• _Given task_
Search the data for the string "OABC" and gather each line it is in.

• _Entries supplied_
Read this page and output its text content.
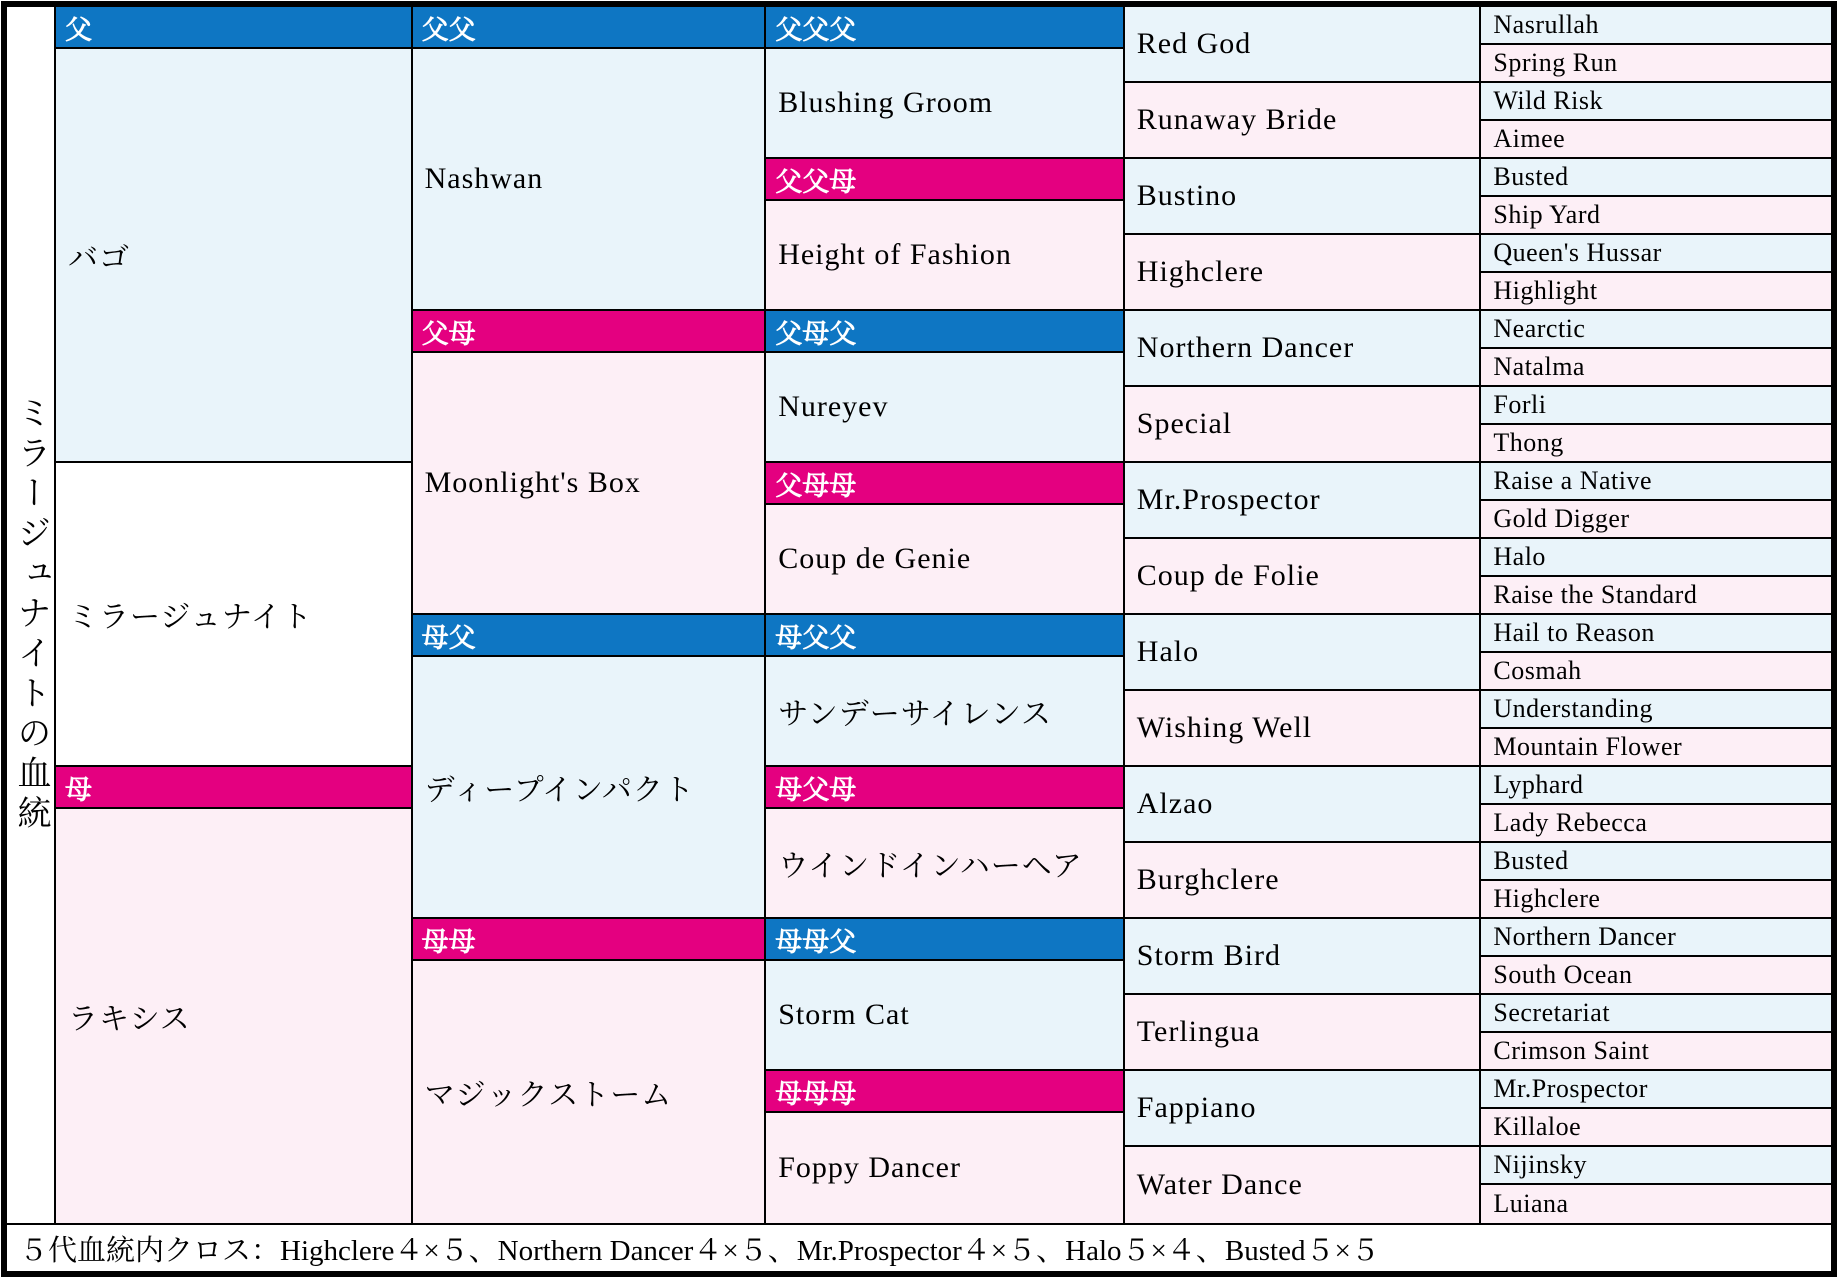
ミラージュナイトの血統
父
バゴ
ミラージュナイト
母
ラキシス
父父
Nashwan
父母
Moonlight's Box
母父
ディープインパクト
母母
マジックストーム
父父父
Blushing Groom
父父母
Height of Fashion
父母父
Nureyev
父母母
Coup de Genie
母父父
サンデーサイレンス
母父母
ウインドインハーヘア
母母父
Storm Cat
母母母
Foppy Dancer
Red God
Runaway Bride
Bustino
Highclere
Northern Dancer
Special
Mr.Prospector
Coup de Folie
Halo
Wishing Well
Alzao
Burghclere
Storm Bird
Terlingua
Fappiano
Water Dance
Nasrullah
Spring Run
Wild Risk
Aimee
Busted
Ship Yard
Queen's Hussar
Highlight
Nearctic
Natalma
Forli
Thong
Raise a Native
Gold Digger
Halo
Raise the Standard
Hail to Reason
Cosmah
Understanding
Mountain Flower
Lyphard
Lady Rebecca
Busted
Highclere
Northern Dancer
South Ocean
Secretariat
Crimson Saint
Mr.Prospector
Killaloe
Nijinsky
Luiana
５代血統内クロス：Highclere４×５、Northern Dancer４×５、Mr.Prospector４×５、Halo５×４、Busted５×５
---
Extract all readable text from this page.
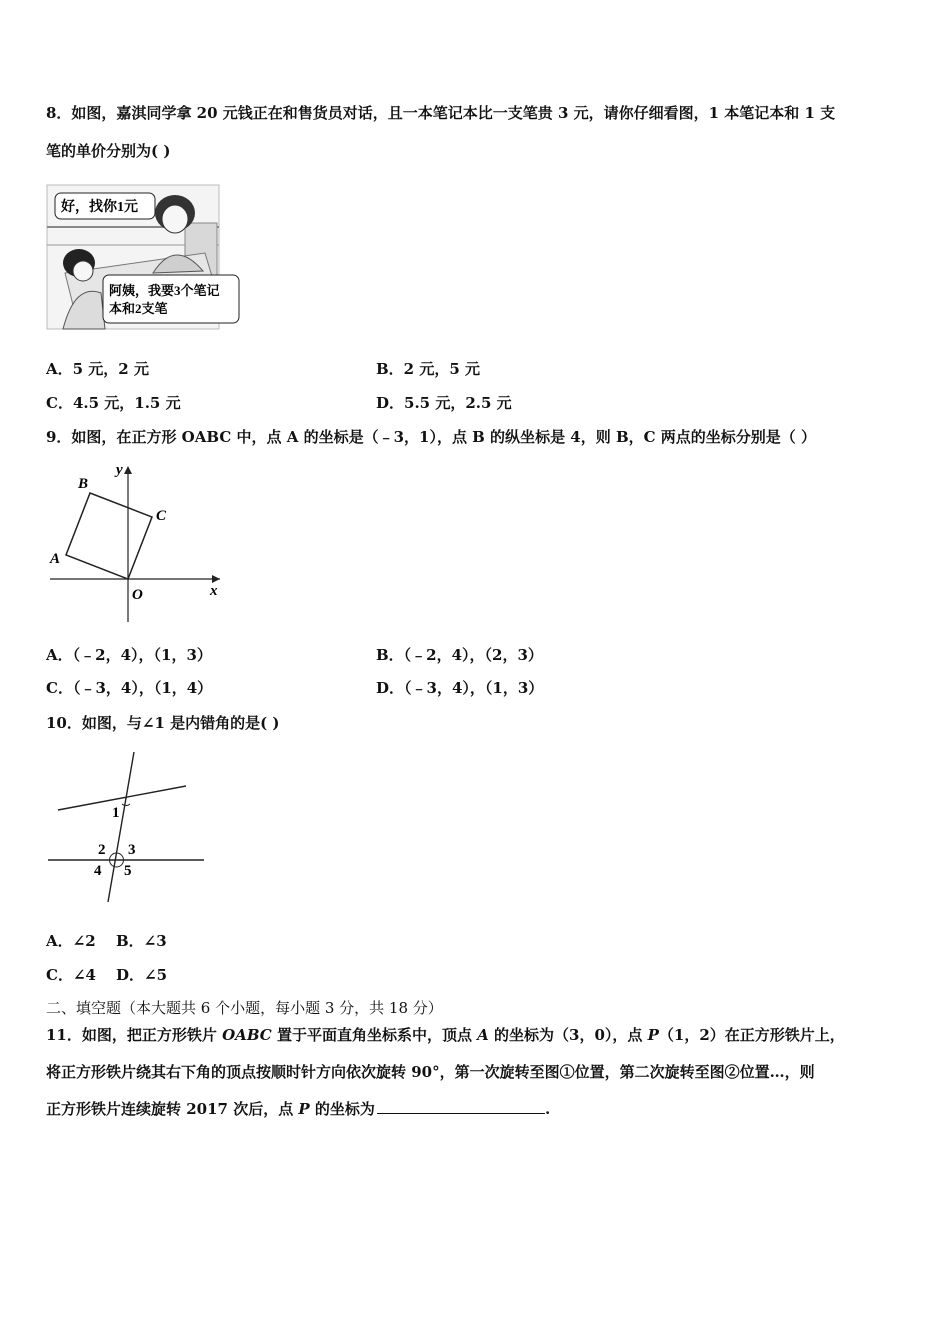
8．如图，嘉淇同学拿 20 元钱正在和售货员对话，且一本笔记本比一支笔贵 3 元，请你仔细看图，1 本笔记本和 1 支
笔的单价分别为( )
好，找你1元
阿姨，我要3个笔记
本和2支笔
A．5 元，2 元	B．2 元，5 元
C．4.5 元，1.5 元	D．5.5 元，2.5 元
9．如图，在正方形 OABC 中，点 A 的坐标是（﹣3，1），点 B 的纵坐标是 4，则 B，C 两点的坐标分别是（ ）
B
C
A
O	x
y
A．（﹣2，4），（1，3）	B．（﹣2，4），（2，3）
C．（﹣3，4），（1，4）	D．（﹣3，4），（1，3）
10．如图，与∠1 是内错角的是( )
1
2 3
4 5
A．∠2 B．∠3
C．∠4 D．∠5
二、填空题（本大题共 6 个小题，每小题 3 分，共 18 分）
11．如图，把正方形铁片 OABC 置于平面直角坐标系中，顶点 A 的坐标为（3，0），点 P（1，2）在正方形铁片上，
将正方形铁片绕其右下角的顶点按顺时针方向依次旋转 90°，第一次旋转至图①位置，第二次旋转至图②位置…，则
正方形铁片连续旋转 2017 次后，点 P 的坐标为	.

• _Exercise solution_
9．如图，在正方形 OABC 中，点 A 的坐标是（﹣3，1），点 B 的纵坐标是 4，则 B，C 两点的坐标分别是（ ）
11．如图，把正方形铁片 OABC 置于平面直角坐标系中，顶点 A 的坐标为（3，0），点 P（1，2）在正方形铁片上，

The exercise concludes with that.